Задания —
1. По карточкам какой категории семья получала пайки, согласно отрывку воспоминаний?
2. Верните точный фрагмент отрывка воспоминаний, начиная со слов «Наша материальная жизнь» и продолжая до слов «железо и гранит.» включительно.
3. Продолжите отрывок воспоминаний о соседе Синицыне и трудной жизни семьи, начав сразу после его последней строки.

Отрывок —
• • • • •

Однако Синицын думал по-другому: тот факт, что «его» тепло шло к нам даром, казался ему пределом жизненной несправедливости. Он начал переговоры с мамой, доказывая, что по праву мы должны топить печь своими дровами хотя бы два раза в неделю. Мама, всегда деликатная в общении с людьми, попыталась объяснить ему, что мы не в состоянии этого делать. У нас нету дров — где их достать и на какие деньги? С большим трудом мы добываем мелкие щепки и дровишки, чтобы варить обед, — их не хватит на топку большой голландской печи.

Впуская нас в занимаемый им дом, Синицын, вероятно, воображал, что благодаря своему положению в партии В. М. будет получать какую-то помощь от Московской организации с.-р. или из провинции. Он не мог себе представить степени нашей бедности и неустроенности. Синицын разозлился, и его раздражение перешло в маниакальную ненависть к нашей семье. Он ничего не мог придумать, чтобы помешать физическим законам посылать тепло в нашу комнату, и мысль об этом превратилась у него в навязчивую идею. Время от времени, встречая кого-нибудь из нас в коридоре, он начинал снова бессмысленный разговор, переходивший в оскорбления и ругательства.

Время было нелегкое. В такие периоды испытаний, как война, оккупация, голод и террор, люди обнажаются и резко разделяются на две категории. «Средних» не бывает: одни делаются насквозь дурными, другие сублимируются и достигают большой духовной высоты. Сколько раз в трудные годы лишений мне приходилось наталкиваться на то, что люди (часто из более обеспеченных) при звонке или стуке в дверь поспешно прячут остатки обеда и даже сметают крошки со стола. А другие, живущие впроголодь, тащат все, что у них есть, чтобы накормить случайно зашедшего гостя.

Синицын, который в «нормальное» время, вероятно, был средним человеком, при этой суровой проверке оказался тупым негодяем. А его жена, может быть, добрая женщина, боялась его и молчала. Таким образом, загнанные в подполье режимом, мы боялись и Синицына и все время ждали от него грубой и мстительной выходки.

2

Наша материальная жизнь была очень трудной. Денег оставалось очень мало — мы проживали аванс, полученный Виктором Михайловичем от издателя З. И. Гржебина за мемуары[8], которые он начал писать. При заключении договора эта сумма казалась значительной, но цены на продукты росли, а денежные знаки обесценивались с каждым днем. Мы жили под чужими именами, и из шести человек удалось прописать только трех. Пайки, получаемые по карточкам 3-й категории — «нетрудящихся», — были ничтожны. Я помню эти карточки с купонами из грубой серой бумаги. В центре было напечатано стихотворение неизвестного автора:

Два мира борются, мир новый и мир старый,

И бурная волна корабль кренит,

И над гнездилищем всех пролетарских маят

Стучат бетон, железо и гранит.

• • • • •

Фрагменты материала —
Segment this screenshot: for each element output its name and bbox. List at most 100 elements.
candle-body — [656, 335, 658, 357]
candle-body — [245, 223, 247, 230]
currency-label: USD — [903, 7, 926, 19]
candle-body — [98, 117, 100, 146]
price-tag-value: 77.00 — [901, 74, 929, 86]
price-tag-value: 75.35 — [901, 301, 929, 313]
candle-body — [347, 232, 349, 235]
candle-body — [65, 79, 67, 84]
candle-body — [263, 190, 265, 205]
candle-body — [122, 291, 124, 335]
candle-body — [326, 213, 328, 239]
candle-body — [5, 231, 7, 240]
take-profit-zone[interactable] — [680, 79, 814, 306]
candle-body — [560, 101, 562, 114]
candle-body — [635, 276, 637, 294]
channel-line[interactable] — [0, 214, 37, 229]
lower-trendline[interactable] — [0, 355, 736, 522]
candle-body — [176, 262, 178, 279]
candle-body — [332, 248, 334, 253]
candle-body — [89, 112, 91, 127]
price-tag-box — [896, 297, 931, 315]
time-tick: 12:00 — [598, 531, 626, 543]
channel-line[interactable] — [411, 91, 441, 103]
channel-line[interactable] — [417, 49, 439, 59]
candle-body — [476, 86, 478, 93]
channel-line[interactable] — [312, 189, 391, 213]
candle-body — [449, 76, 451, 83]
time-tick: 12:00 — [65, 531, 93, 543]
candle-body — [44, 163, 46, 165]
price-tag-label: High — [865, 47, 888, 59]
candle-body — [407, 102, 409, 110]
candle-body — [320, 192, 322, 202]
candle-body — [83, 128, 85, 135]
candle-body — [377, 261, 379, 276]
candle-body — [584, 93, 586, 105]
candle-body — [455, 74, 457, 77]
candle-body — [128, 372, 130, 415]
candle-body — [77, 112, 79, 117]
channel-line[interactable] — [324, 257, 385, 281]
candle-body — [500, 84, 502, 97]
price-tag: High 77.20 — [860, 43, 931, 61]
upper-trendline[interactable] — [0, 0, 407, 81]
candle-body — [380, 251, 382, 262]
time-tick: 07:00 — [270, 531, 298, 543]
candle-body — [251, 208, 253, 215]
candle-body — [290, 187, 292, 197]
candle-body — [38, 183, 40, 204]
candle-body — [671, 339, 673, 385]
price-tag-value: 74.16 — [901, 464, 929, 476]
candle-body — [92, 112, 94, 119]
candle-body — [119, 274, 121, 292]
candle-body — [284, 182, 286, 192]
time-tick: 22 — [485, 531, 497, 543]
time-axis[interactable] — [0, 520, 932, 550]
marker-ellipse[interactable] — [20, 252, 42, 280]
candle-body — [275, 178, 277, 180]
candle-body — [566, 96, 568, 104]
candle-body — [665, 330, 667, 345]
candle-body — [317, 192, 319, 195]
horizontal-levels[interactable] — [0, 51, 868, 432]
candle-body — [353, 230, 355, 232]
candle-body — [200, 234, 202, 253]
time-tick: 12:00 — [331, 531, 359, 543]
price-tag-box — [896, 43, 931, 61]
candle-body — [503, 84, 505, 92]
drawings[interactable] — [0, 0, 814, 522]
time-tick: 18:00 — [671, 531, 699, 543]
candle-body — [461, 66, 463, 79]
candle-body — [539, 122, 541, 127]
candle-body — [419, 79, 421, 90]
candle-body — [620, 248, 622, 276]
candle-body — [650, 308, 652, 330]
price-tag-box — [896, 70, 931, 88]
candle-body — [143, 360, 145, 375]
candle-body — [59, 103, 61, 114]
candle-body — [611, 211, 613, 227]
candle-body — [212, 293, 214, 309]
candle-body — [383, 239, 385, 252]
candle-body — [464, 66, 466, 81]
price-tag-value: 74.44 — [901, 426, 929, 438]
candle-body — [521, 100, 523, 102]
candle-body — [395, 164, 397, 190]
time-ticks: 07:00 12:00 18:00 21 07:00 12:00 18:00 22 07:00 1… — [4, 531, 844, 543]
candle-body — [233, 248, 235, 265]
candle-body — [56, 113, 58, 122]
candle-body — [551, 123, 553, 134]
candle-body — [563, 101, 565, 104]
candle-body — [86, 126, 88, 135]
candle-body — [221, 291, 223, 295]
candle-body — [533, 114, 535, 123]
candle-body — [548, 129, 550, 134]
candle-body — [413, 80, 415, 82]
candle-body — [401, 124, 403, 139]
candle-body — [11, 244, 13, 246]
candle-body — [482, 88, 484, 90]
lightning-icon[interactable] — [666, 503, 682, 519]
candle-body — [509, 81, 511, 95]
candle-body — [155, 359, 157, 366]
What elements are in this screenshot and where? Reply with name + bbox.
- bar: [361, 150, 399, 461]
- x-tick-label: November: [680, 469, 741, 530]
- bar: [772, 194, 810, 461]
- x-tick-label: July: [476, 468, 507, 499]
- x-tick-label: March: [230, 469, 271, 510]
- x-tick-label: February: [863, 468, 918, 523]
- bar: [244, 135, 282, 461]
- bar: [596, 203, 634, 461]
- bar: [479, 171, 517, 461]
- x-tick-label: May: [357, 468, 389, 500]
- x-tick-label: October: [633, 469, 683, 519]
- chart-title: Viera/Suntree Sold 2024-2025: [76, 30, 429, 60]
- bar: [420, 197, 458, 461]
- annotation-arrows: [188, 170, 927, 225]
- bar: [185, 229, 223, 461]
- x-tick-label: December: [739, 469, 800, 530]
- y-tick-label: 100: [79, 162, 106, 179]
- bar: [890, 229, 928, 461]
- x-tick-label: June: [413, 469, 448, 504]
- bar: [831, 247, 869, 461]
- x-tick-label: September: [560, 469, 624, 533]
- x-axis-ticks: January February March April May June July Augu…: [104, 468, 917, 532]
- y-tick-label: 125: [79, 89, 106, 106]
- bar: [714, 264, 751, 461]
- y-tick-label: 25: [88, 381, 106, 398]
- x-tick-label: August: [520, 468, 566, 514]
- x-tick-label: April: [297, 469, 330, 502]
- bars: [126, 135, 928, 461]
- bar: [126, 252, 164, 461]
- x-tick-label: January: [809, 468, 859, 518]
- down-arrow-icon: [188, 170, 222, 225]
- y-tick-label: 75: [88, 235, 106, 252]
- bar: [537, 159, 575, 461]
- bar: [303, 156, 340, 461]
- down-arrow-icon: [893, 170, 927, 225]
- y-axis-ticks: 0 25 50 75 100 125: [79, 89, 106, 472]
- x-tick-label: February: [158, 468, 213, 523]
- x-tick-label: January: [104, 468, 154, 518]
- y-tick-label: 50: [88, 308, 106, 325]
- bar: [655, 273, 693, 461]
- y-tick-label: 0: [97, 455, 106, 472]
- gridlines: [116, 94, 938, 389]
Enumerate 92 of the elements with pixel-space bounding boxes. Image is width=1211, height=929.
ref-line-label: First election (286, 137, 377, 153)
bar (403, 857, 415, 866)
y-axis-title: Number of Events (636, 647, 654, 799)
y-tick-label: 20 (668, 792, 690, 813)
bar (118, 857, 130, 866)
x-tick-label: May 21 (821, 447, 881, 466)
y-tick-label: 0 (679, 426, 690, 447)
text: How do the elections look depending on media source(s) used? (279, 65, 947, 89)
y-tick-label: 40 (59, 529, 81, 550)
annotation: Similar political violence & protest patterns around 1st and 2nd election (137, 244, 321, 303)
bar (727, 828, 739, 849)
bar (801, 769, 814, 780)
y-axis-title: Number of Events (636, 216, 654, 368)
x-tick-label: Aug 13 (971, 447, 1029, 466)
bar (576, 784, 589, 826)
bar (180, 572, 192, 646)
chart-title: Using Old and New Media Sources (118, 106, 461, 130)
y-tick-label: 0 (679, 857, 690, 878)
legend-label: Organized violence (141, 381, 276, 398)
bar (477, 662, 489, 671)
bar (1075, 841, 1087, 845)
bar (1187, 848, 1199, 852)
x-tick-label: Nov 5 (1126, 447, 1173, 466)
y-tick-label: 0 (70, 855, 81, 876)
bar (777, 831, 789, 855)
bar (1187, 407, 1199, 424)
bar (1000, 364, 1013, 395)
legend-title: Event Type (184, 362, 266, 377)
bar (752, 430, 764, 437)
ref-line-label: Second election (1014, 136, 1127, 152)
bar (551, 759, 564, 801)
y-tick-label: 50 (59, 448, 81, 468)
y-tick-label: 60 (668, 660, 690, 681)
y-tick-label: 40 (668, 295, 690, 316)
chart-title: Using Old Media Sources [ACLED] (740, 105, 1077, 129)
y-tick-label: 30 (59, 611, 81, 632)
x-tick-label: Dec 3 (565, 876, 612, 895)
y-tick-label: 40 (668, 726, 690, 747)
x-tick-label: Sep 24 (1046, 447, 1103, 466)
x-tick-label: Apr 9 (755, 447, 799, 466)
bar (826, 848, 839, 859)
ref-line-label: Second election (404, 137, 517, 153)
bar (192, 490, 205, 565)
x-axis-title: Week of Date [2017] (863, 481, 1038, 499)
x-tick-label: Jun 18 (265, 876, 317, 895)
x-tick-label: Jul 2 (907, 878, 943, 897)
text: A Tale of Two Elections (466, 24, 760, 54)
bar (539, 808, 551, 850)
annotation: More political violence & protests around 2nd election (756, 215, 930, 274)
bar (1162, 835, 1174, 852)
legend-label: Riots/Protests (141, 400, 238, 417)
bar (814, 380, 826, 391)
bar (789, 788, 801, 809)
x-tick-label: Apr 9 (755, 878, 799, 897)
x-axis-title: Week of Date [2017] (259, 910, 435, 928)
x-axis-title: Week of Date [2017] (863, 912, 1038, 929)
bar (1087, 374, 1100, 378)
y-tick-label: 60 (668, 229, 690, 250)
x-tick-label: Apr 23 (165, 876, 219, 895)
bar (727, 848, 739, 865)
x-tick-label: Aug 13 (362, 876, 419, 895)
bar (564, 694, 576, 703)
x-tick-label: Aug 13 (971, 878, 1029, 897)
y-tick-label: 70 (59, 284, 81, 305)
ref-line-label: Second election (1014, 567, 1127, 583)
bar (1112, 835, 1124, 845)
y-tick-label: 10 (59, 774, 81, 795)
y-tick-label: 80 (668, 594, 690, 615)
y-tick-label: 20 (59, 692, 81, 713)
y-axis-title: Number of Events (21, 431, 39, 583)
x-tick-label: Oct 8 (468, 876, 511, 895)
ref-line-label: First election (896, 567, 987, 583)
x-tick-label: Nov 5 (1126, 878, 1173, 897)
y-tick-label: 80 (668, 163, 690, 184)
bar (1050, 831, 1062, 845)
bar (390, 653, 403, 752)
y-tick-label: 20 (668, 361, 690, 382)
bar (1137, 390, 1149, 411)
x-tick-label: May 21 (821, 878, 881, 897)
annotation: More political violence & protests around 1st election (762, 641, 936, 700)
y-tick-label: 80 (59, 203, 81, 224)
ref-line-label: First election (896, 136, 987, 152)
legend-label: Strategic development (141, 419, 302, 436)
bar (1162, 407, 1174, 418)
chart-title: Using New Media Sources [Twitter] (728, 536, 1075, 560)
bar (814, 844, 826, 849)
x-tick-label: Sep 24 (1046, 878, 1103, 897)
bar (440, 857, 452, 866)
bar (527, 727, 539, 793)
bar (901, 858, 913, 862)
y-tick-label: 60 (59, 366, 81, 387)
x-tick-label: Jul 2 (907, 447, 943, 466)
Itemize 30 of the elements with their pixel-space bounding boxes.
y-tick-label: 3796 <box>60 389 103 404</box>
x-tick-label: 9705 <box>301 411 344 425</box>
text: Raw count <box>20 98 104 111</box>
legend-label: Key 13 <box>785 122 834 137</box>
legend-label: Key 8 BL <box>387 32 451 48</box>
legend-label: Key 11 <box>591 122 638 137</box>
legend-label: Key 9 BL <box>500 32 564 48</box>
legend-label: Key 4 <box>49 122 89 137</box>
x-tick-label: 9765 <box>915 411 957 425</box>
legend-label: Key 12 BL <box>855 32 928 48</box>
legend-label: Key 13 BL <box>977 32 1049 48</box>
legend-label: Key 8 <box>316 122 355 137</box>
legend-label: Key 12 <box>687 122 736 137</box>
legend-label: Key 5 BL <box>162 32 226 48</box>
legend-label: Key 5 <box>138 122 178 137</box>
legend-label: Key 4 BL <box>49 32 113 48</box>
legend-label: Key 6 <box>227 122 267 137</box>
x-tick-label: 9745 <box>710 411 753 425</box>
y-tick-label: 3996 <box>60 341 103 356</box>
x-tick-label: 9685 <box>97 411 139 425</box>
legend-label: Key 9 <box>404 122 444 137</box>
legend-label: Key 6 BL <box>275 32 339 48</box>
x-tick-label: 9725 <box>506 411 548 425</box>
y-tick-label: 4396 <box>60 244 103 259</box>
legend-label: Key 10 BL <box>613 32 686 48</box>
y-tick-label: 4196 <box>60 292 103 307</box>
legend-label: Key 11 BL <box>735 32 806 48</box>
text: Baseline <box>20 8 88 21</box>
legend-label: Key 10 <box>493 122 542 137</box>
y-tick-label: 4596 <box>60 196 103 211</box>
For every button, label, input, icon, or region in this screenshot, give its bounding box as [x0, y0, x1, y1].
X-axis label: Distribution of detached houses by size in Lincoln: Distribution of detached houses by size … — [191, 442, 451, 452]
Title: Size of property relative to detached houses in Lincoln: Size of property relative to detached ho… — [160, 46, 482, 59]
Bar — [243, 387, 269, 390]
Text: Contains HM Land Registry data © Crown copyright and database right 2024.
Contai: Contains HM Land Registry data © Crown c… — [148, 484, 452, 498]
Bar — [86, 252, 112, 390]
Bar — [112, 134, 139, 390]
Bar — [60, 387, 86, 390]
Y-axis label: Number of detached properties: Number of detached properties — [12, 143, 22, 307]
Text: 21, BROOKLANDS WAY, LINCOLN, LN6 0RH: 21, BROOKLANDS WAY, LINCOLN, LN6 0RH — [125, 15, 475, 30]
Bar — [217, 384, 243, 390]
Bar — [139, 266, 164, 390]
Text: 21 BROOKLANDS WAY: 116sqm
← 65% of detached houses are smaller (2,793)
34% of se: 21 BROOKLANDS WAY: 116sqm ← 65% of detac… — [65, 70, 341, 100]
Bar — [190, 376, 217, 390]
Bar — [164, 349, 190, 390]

• • • • •

Ответы к заданиям —
1. По карточкам 3-й категории, «нетрудящихся».

2.
Наша материальная жизнь была очень трудной. Денег оставалось очень мало — мы проживали аванс, полученный Виктором Михайловичем от издателя З. И. Гржебина за мемуары[8], которые он начал писать. При заключении договора эта сумма казалась значительной, но цены на продукты росли, а денежные знаки обесценивались с каждым днем. Мы жили под чужими именами, и из шести человек удалось прописать только трех. Пайки, получаемые по карточкам 3-й категории — «нетрудящихся», — были ничтожны. Я помню эти карточки с купонами из грубой серой бумаги. В центре было напечатано стихотворение неизвестного автора:

Два мира борются, мир новый и мир старый,

И бурная волна корабль кренит,

И над гнездилищем всех пролетарских маят

Стучат бетон, железо и гранит.

3.
И на бетонном пьедестале

Мир пролетарский мы скуем из стали

В немногие бесстрашные года.

На добычу продовольствия иногда уходил целый день. Все магазины, кроме государственных, где изредка выдавались продукты по карточкам, были закрыты. На работе служащие учреждений получали пайки натурой — крупу, постное масло, сахар и керосин. Но никто из нас не служил, а изречение: «Кто не работает, да не ест!» — было лозунгом тех лет.

Частная продажа была запрещена, однако на рынках нелегально или полулегально шли оживленная торговля и обмен товаров: пищевых продуктов, подержанной одежды, домашней утвари и предметов роскоши. Несмотря на запрещение, крестьяне привозили из деревень хлеб, зерно, картошку, молоко и мясо, чтобы обменять их на необходимые им соль, керосин, одежду, галантерею, предметы обихода, посуду или гвозди. К их толпе примешивались так называемые мешочники или спекулянты — люди, которые возили в мешках по железной дороге все эти предметы в деревню и, получив взамен пищевые продукты, продавали их в городе. Этим, мне казалось, они спасали голодающее население городов.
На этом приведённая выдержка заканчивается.